**WHAT NEEDS TO BE DONE:** Every line below that mentions the word "color" should be copied out.

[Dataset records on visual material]
┌────────

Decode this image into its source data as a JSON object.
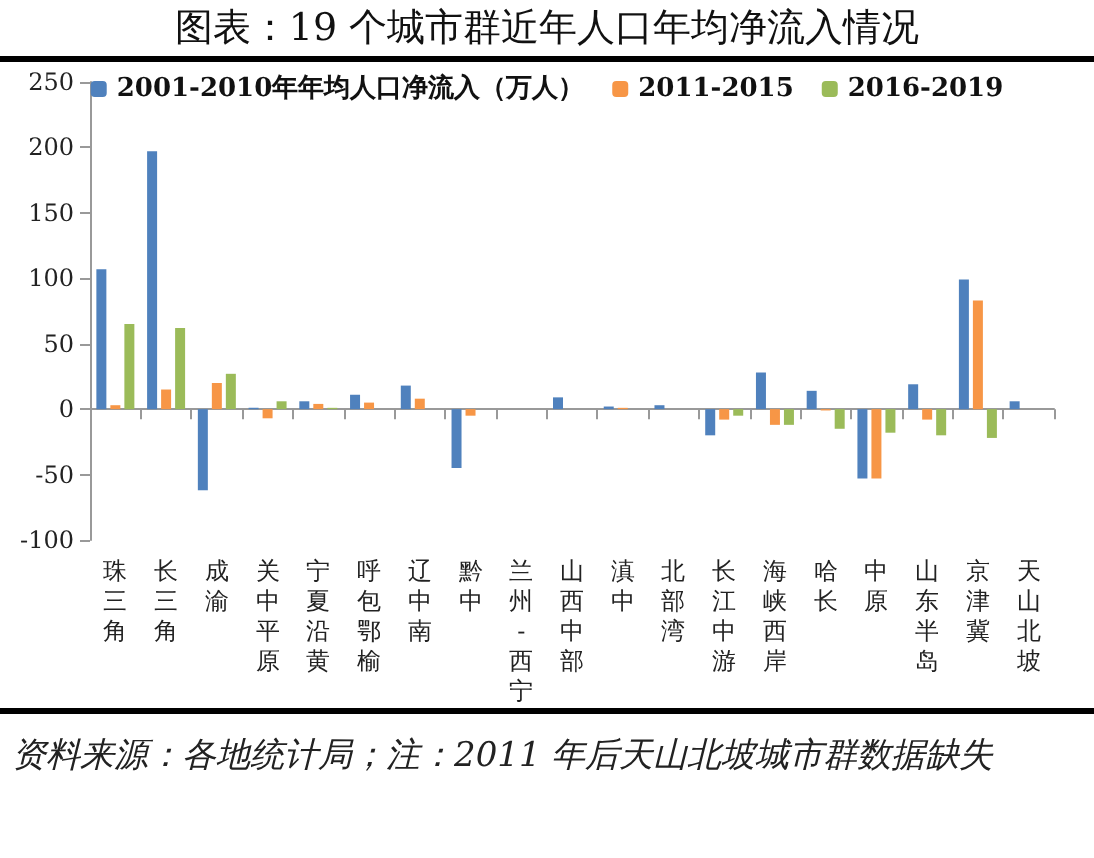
{
  "chart_data": {
    "type": "bar",
    "title": "图表：19 个城市群近年人口年均净流入情况",
    "categories": [
      "珠三角",
      "长三角",
      "成渝",
      "关中平原",
      "宁夏沿黄",
      "呼包鄂榆",
      "辽中南",
      "黔中",
      "兰州-西宁",
      "山西中部",
      "滇中",
      "北部湾",
      "长江中游",
      "海峡西岸",
      "哈长",
      "中原",
      "山东半岛",
      "京津冀",
      "天山北坡"
    ],
    "series": [
      {
        "name": "2001-2010年年均人口净流入（万人）",
        "color": "#4f81bd",
        "values": [
          107,
          197,
          -62,
          1,
          6,
          11,
          18,
          -45,
          0,
          9,
          2,
          3,
          -20,
          28,
          14,
          -53,
          19,
          99,
          6
        ]
      },
      {
        "name": "2011-2015",
        "color": "#f79646",
        "values": [
          3,
          15,
          20,
          -7,
          4,
          5,
          8,
          -5,
          0,
          0,
          1,
          0,
          -8,
          -12,
          -1,
          -53,
          -8,
          83,
          null
        ]
      },
      {
        "name": "2016-2019",
        "color": "#9bbb59",
        "values": [
          65,
          62,
          27,
          6,
          1,
          0,
          0,
          0,
          0,
          0,
          0,
          0,
          -5,
          -12,
          -15,
          -18,
          -20,
          -22,
          null
        ]
      }
    ],
    "ylim": [
      -100,
      250
    ],
    "yticks": [
      -100,
      -50,
      0,
      50,
      100,
      150,
      200,
      250
    ],
    "legend": "top",
    "annotations": [
      "资料来源：各地统计局；注：2011 年后天山北坡城市群数据缺失"
    ]
  }
}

└────────

**TASK SOLUTION:**
        "color": "#4f81bd",
        "color": "#f79646",
        "color": "#9bbb59",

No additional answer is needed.